"""
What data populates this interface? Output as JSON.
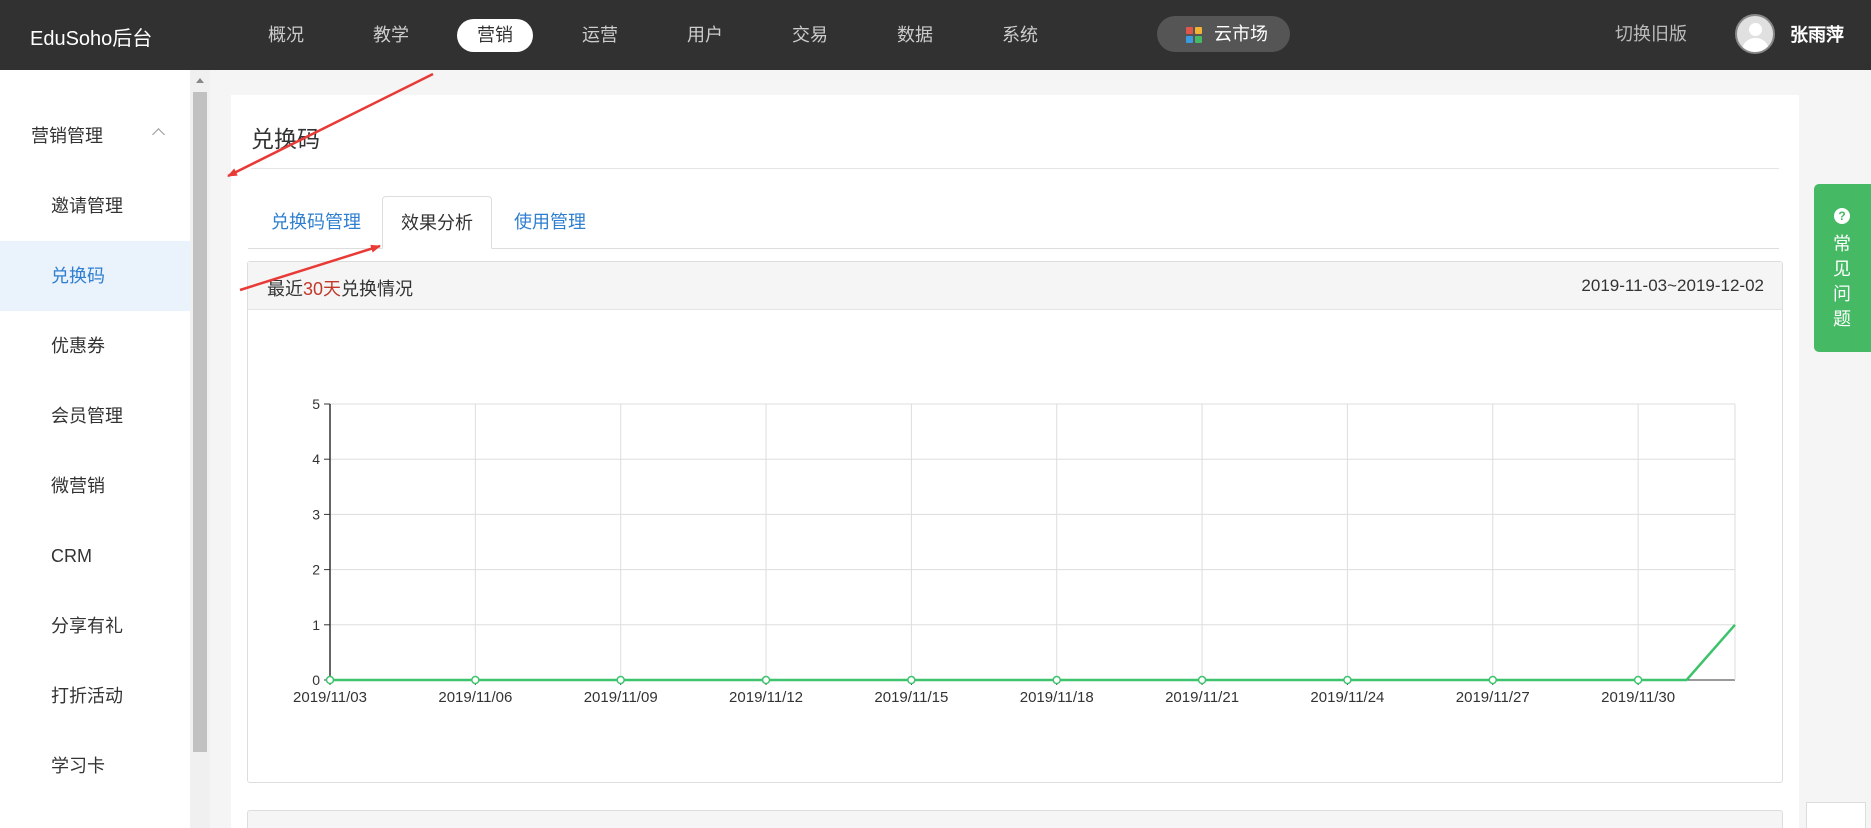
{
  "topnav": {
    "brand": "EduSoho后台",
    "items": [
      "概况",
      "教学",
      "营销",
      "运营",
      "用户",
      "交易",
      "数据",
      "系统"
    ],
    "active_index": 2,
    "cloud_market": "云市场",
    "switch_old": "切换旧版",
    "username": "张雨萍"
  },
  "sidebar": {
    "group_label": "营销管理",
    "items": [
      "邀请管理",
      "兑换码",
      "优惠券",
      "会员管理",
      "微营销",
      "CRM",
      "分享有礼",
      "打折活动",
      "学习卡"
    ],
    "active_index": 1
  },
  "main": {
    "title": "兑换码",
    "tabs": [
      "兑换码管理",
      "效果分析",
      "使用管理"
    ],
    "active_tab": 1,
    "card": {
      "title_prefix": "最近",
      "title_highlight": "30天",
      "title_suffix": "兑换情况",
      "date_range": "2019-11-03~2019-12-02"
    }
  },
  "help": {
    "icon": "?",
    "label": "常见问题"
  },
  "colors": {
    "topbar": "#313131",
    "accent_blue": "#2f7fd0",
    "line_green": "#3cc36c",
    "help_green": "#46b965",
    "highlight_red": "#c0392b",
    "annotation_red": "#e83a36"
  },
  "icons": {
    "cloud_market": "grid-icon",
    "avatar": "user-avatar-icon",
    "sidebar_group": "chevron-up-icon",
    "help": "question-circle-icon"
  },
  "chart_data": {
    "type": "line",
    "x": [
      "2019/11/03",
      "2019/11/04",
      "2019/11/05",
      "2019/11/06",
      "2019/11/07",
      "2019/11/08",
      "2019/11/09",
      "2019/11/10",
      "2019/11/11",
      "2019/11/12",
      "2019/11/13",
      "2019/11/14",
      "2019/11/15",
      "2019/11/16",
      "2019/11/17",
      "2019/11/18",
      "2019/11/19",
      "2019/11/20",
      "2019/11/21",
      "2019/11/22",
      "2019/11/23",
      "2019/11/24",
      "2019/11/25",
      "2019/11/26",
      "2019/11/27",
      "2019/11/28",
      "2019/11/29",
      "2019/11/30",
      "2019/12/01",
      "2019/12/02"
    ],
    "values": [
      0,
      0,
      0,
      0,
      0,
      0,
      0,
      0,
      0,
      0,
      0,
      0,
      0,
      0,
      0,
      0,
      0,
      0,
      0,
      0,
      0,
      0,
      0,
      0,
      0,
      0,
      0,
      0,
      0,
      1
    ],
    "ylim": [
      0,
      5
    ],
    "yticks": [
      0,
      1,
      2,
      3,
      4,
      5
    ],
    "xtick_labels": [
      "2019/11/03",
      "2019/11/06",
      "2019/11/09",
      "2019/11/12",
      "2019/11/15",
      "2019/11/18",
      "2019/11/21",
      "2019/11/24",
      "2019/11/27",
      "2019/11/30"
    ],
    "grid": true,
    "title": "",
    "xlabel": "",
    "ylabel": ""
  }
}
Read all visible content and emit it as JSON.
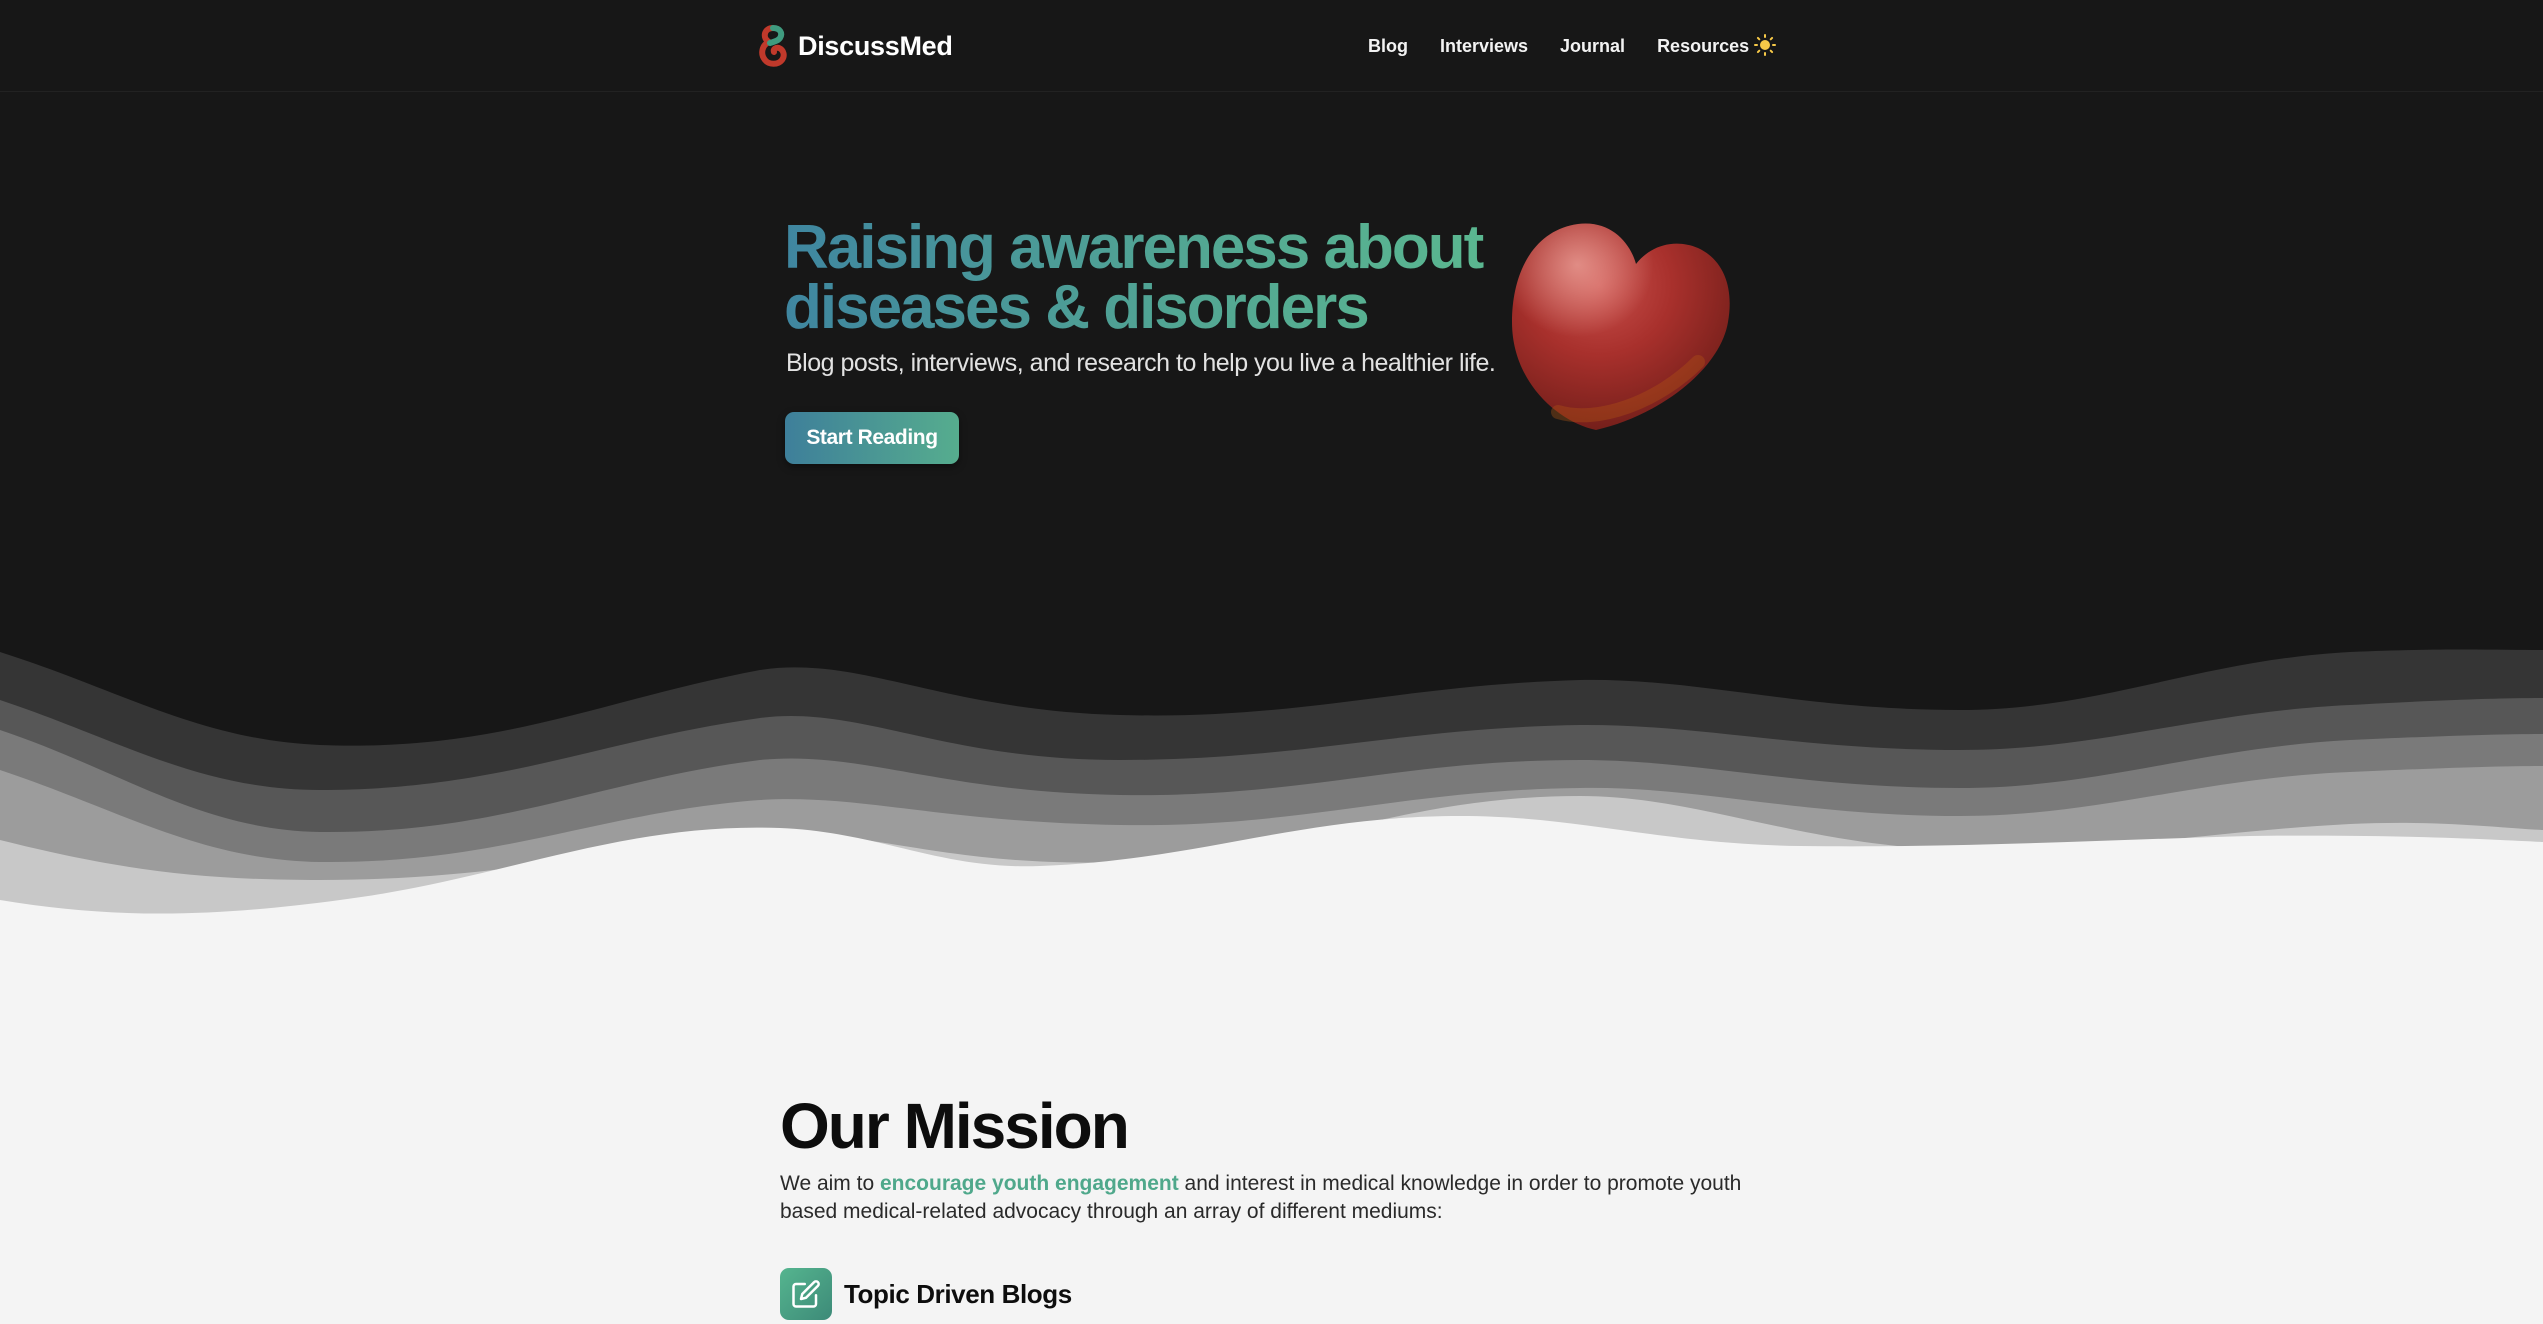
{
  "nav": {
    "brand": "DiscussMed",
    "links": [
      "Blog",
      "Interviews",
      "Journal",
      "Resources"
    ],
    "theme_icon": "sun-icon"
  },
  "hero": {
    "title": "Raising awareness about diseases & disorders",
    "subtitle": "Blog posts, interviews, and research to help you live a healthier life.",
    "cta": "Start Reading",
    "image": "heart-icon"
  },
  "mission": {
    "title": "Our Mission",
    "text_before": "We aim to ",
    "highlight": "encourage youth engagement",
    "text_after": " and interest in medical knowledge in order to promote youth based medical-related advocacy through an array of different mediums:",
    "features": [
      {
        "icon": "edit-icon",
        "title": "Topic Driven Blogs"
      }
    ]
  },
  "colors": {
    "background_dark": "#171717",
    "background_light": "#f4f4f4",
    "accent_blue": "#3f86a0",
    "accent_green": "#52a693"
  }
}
"""
» Set task: Repeat the line containing "Read all visible content and emit it as JSON." and every line after it up to the end of the material above, exactly as they stand, minus the pictures.

» Solution to this task:
Read all visible content and emit it as JSON.
{
  "nav": {
    "brand": "DiscussMed",
    "links": [
      "Blog",
      "Interviews",
      "Journal",
      "Resources"
    ],
    "theme_icon": "sun-icon"
  },
  "hero": {
    "title": "Raising awareness about diseases & disorders",
    "subtitle": "Blog posts, interviews, and research to help you live a healthier life.",
    "cta": "Start Reading",
    "image": "heart-icon"
  },
  "mission": {
    "title": "Our Mission",
    "text_before": "We aim to ",
    "highlight": "encourage youth engagement",
    "text_after": " and interest in medical knowledge in order to promote youth based medical-related advocacy through an array of different mediums:",
    "features": [
      {
        "icon": "edit-icon",
        "title": "Topic Driven Blogs"
      }
    ]
  },
  "colors": {
    "background_dark": "#171717",
    "background_light": "#f4f4f4",
    "accent_blue": "#3f86a0",
    "accent_green": "#52a693"
  }
}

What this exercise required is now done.